* [Work instructions]: Find the lines of data that contain the string "Medical", then list them.

* [Data provided]:
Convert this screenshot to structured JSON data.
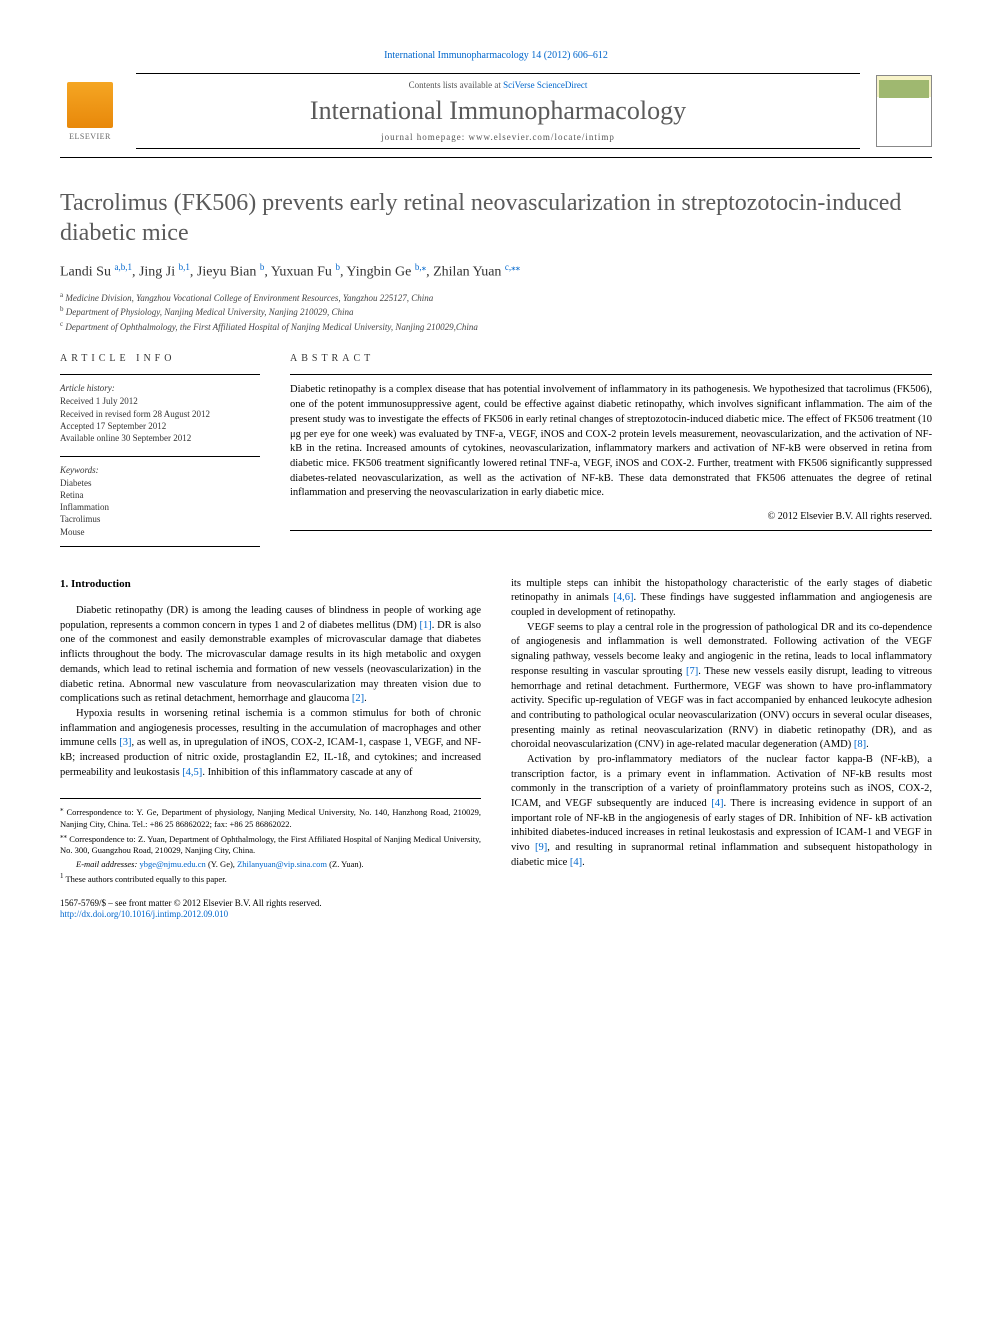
{
  "journal_ref": {
    "link_text": "International Immunopharmacology 14 (2012) 606–612"
  },
  "header": {
    "contents_prefix": "Contents lists available at ",
    "contents_link": "SciVerse ScienceDirect",
    "journal_name": "International Immunopharmacology",
    "homepage": "journal homepage: www.elsevier.com/locate/intimp",
    "elsevier_label": "ELSEVIER"
  },
  "article": {
    "title": "Tacrolimus (FK506) prevents early retinal neovascularization in streptozotocin-induced diabetic mice",
    "authors_html": "Landi Su <sup>a,b,1</sup>, Jing Ji <sup>b,1</sup>, Jieyu Bian <sup>b</sup>, Yuxuan Fu <sup>b</sup>, Yingbin Ge <sup>b,⁎</sup>, Zhilan Yuan <sup>c,⁎⁎</sup>",
    "authors": [
      {
        "name": "Landi Su ",
        "sup": "a,b,1",
        "supcolor": "blue"
      },
      {
        "name": ", Jing Ji ",
        "sup": "b,1",
        "supcolor": "blue"
      },
      {
        "name": ", Jieyu Bian ",
        "sup": "b",
        "supcolor": "blue"
      },
      {
        "name": ", Yuxuan Fu ",
        "sup": "b",
        "supcolor": "blue"
      },
      {
        "name": ", Yingbin Ge ",
        "sup": "b,",
        "supcolor": "blue",
        "star": "⁎"
      },
      {
        "name": ", Zhilan Yuan ",
        "sup": "c,",
        "supcolor": "blue",
        "star": "⁎⁎"
      }
    ],
    "affiliations": [
      {
        "sup": "a",
        "text": " Medicine Division, Yangzhou Vocational College of Environment Resources, Yangzhou 225127, China"
      },
      {
        "sup": "b",
        "text": " Department of Physiology, Nanjing Medical University, Nanjing 210029, China"
      },
      {
        "sup": "c",
        "text": " Department of Ophthalmology, the First Affiliated Hospital of Nanjing Medical University, Nanjing 210029,China"
      }
    ]
  },
  "info": {
    "label": "article info",
    "history_label": "Article history:",
    "history": [
      "Received 1 July 2012",
      "Received in revised form 28 August 2012",
      "Accepted 17 September 2012",
      "Available online 30 September 2012"
    ],
    "keywords_label": "Keywords:",
    "keywords": [
      "Diabetes",
      "Retina",
      "Inflammation",
      "Tacrolimus",
      "Mouse"
    ]
  },
  "abstract": {
    "label": "abstract",
    "text": "Diabetic retinopathy is a complex disease that has potential involvement of inflammatory in its pathogenesis. We hypothesized that tacrolimus (FK506), one of the potent immunosuppressive agent, could be effective against diabetic retinopathy, which involves significant inflammation. The aim of the present study was to investigate the effects of FK506 in early retinal changes of streptozotocin-induced diabetic mice. The effect of FK506 treatment (10 μg per eye for one week) was evaluated by TNF-a, VEGF, iNOS and COX-2 protein levels measurement, neovascularization, and the activation of NF-kB in the retina. Increased amounts of cytokines, neovascularization, inflammatory markers and activation of NF-kB were observed in retina from diabetic mice. FK506 treatment significantly lowered retinal TNF-a, VEGF, iNOS and COX-2. Further, treatment with FK506 significantly suppressed diabetes-related neovascularization, as well as the activation of NF-kB. These data demonstrated that FK506 attenuates the degree of retinal inflammation and preserving the neovascularization in early diabetic mice.",
    "copyright": "© 2012 Elsevier B.V. All rights reserved."
  },
  "body": {
    "heading1": "1. Introduction",
    "left": {
      "p1a": "Diabetic retinopathy (DR) is among the leading causes of blindness in people of working age population, represents a common concern in types 1 and 2 of diabetes mellitus (DM) ",
      "c1": "[1]",
      "p1b": ". DR is also one of the commonest and easily demonstrable examples of microvascular damage that diabetes inflicts throughout the body. The microvascular damage results in its high metabolic and oxygen demands, which lead to retinal ischemia and formation of new vessels (neovascularization) in the diabetic retina. Abnormal new vasculature from neovascularization may threaten vision due to complications such as retinal detachment, hemorrhage and glaucoma ",
      "c2": "[2]",
      "p1c": ".",
      "p2a": "Hypoxia results in worsening retinal ischemia is a common stimulus for both of chronic inflammation and angiogenesis processes, resulting in the accumulation of macrophages and other immune cells ",
      "c3": "[3]",
      "p2b": ", as well as, in upregulation of iNOS, COX-2, ICAM-1, caspase 1, VEGF, and NF-kB; increased production of nitric oxide, prostaglandin E2, IL-1ß, and cytokines; and increased permeability and leukostasis ",
      "c45": "[4,5]",
      "p2c": ". Inhibition of this inflammatory cascade at any of"
    },
    "right": {
      "p1a": "its multiple steps can inhibit the histopathology characteristic of the early stages of diabetic retinopathy in animals ",
      "c46": "[4,6]",
      "p1b": ". These findings have suggested inflammation and angiogenesis are coupled in development of retinopathy.",
      "p2a": "VEGF seems to play a central role in the progression of pathological DR and its co-dependence of angiogenesis and inflammation is well demonstrated. Following activation of the VEGF signaling pathway, vessels become leaky and angiogenic in the retina, leads to local inflammatory response resulting in vascular sprouting ",
      "c7": "[7]",
      "p2b": ". These new vessels easily disrupt, leading to vitreous hemorrhage and retinal detachment. Furthermore, VEGF was shown to have pro-inflammatory activity. Specific up-regulation of VEGF was in fact accompanied by enhanced leukocyte adhesion and contributing to pathological ocular neovascularization (ONV) occurs in several ocular diseases, presenting mainly as retinal neovascularization (RNV) in diabetic retinopathy (DR), and as choroidal neovascularization (CNV) in age-related macular degeneration (AMD) ",
      "c8": "[8]",
      "p2c": ".",
      "p3a": "Activation by pro-inflammatory mediators of the nuclear factor kappa-B (NF-kB), a transcription factor, is a primary event in inflammation. Activation of NF-kB results most commonly in the transcription of a variety of proinflammatory proteins such as iNOS, COX-2, ICAM, and VEGF subsequently are induced ",
      "c4": "[4]",
      "p3b": ". There is increasing evidence in support of an important role of NF-kB in the angiogenesis of early stages of DR. Inhibition of NF- kB activation inhibited diabetes-induced increases in retinal leukostasis and expression of ICAM-1 and VEGF in vivo ",
      "c9": "[9]",
      "p3c": ", and resulting in supranormal retinal inflammation and subsequent histopathology in diabetic mice ",
      "c4b": "[4]",
      "p3d": "."
    }
  },
  "footnotes": {
    "f1": {
      "sym": "⁎",
      "text": " Correspondence to: Y. Ge, Department of physiology, Nanjing Medical University, No. 140, Hanzhong Road, 210029, Nanjing City, China. Tel.: +86 25 86862022; fax: +86 25 86862022."
    },
    "f2": {
      "sym": "⁎⁎",
      "text": " Correspondence to: Z. Yuan, Department of Ophthalmology, the First Affiliated Hospital of Nanjing Medical University, No. 300, Guangzhou Road, 210029, Nanjing City, China."
    },
    "f3_label": "E-mail addresses: ",
    "f3_email1": "ybge@njmu.edu.cn",
    "f3_name1": " (Y. Ge), ",
    "f3_email2": "Zhilanyuan@vip.sina.com",
    "f3_name2": " (Z. Yuan).",
    "f4": {
      "sym": "1",
      "text": " These authors contributed equally to this paper."
    }
  },
  "doi": {
    "line1": "1567-5769/$ – see front matter © 2012 Elsevier B.V. All rights reserved.",
    "line2": "http://dx.doi.org/10.1016/j.intimp.2012.09.010"
  },
  "colors": {
    "link": "#0066cc",
    "title_gray": "#5a5a5a",
    "elsevier_orange": "#e8880a"
  }
}
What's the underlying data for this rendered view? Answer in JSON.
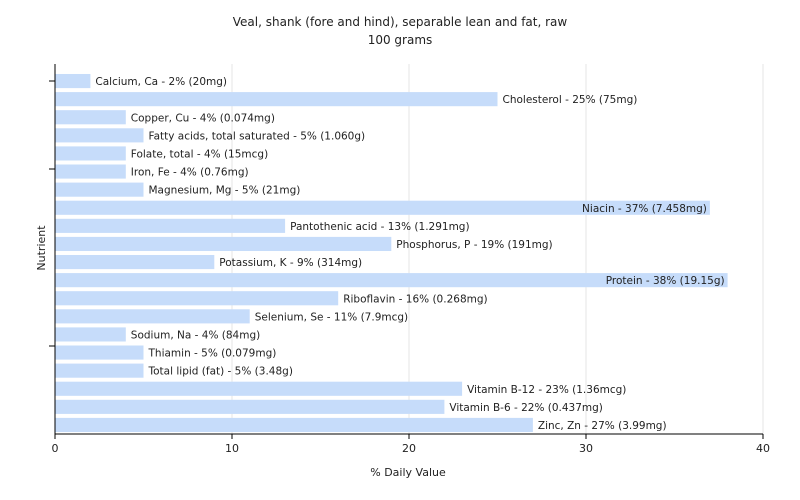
{
  "chart_data": {
    "type": "bar",
    "orientation": "horizontal",
    "title": "Veal, shank (fore and hind), separable lean and fat, raw",
    "subtitle": "100 grams",
    "xlabel": "% Daily Value",
    "ylabel": "Nutrient",
    "xlim": [
      0,
      40
    ],
    "xticks": [
      0,
      10,
      20,
      30,
      40
    ],
    "grid": true,
    "bar_color": "#c6dcfa",
    "categories": [
      "Calcium, Ca",
      "Cholesterol",
      "Copper, Cu",
      "Fatty acids, total saturated",
      "Folate, total",
      "Iron, Fe",
      "Magnesium, Mg",
      "Niacin",
      "Pantothenic acid",
      "Phosphorus, P",
      "Potassium, K",
      "Protein",
      "Riboflavin",
      "Selenium, Se",
      "Sodium, Na",
      "Thiamin",
      "Total lipid (fat)",
      "Vitamin B-12",
      "Vitamin B-6",
      "Zinc, Zn"
    ],
    "values": [
      2,
      25,
      4,
      5,
      4,
      4,
      5,
      37,
      13,
      19,
      9,
      38,
      16,
      11,
      4,
      5,
      5,
      23,
      22,
      27
    ],
    "labels": [
      "Calcium, Ca - 2% (20mg)",
      "Cholesterol - 25% (75mg)",
      "Copper, Cu - 4% (0.074mg)",
      "Fatty acids, total saturated - 5% (1.060g)",
      "Folate, total - 4% (15mcg)",
      "Iron, Fe - 4% (0.76mg)",
      "Magnesium, Mg - 5% (21mg)",
      "Niacin - 37% (7.458mg)",
      "Pantothenic acid - 13% (1.291mg)",
      "Phosphorus, P - 19% (191mg)",
      "Potassium, K - 9% (314mg)",
      "Protein - 38% (19.15g)",
      "Riboflavin - 16% (0.268mg)",
      "Selenium, Se - 11% (7.9mcg)",
      "Sodium, Na - 4% (84mg)",
      "Thiamin - 5% (0.079mg)",
      "Total lipid (fat) - 5% (3.48g)",
      "Vitamin B-12 - 23% (1.36mcg)",
      "Vitamin B-6 - 22% (0.437mg)",
      "Zinc, Zn - 27% (3.99mg)"
    ]
  }
}
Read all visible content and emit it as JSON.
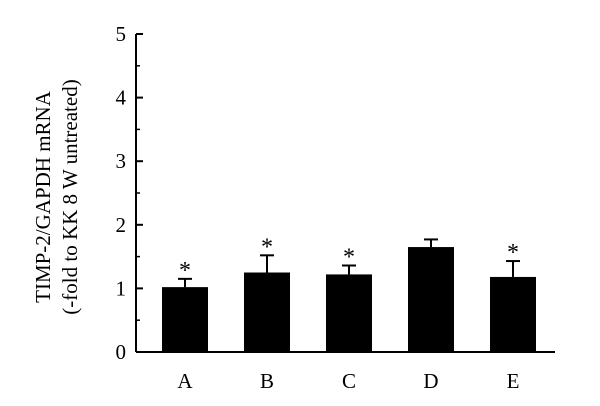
{
  "chart_data": {
    "type": "bar",
    "categories": [
      "A",
      "B",
      "C",
      "D",
      "E"
    ],
    "values": [
      1.02,
      1.25,
      1.22,
      1.65,
      1.18
    ],
    "errors": [
      0.13,
      0.27,
      0.14,
      0.12,
      0.25
    ],
    "significance": [
      "*",
      "*",
      "*",
      "",
      "*"
    ],
    "ylabel_line1": "TIMP-2/GAPDH mRNA",
    "ylabel_line2": "(-fold to KK 8 W untreated)",
    "ylim": [
      0,
      5
    ],
    "yticks": [
      0,
      1,
      2,
      3,
      4,
      5
    ],
    "bar_color": "#000000",
    "grid": false
  }
}
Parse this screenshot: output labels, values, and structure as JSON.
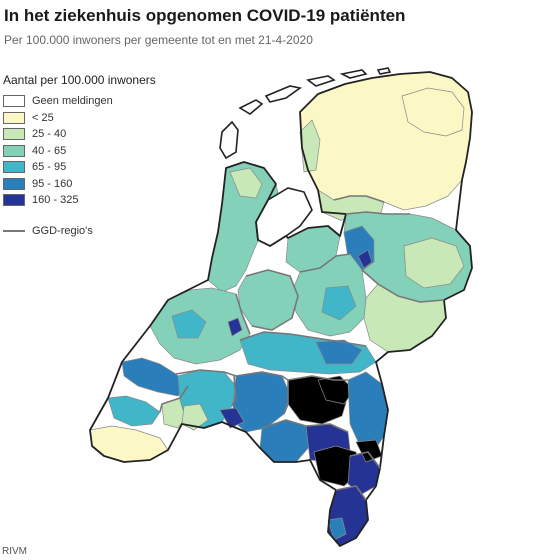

* [Written answer]:
        "text": " Department of Physiology, Nanjing Medical University, Nanjing 210029, China"
        "text": " Department of Ophthalmology, the First Affiliated Hospital of Nanjing Medical University, Nanjing 210029,China"
      "text": " Correspondence to: Y. Ge, Department of physiology, Nanjing Medical University, No. 140, Hanzhong Road, 210029, Nanjing City, China. Tel.: +86 25 86862022; fax: +86 25 86862022."
      "text": " Correspondence to: Z. Yuan, Department of Ophthalmology, the First Affiliated Hospital of Nanjing Medical University, No. 300, Guangzhou Road, 210029, Nanjing City, China."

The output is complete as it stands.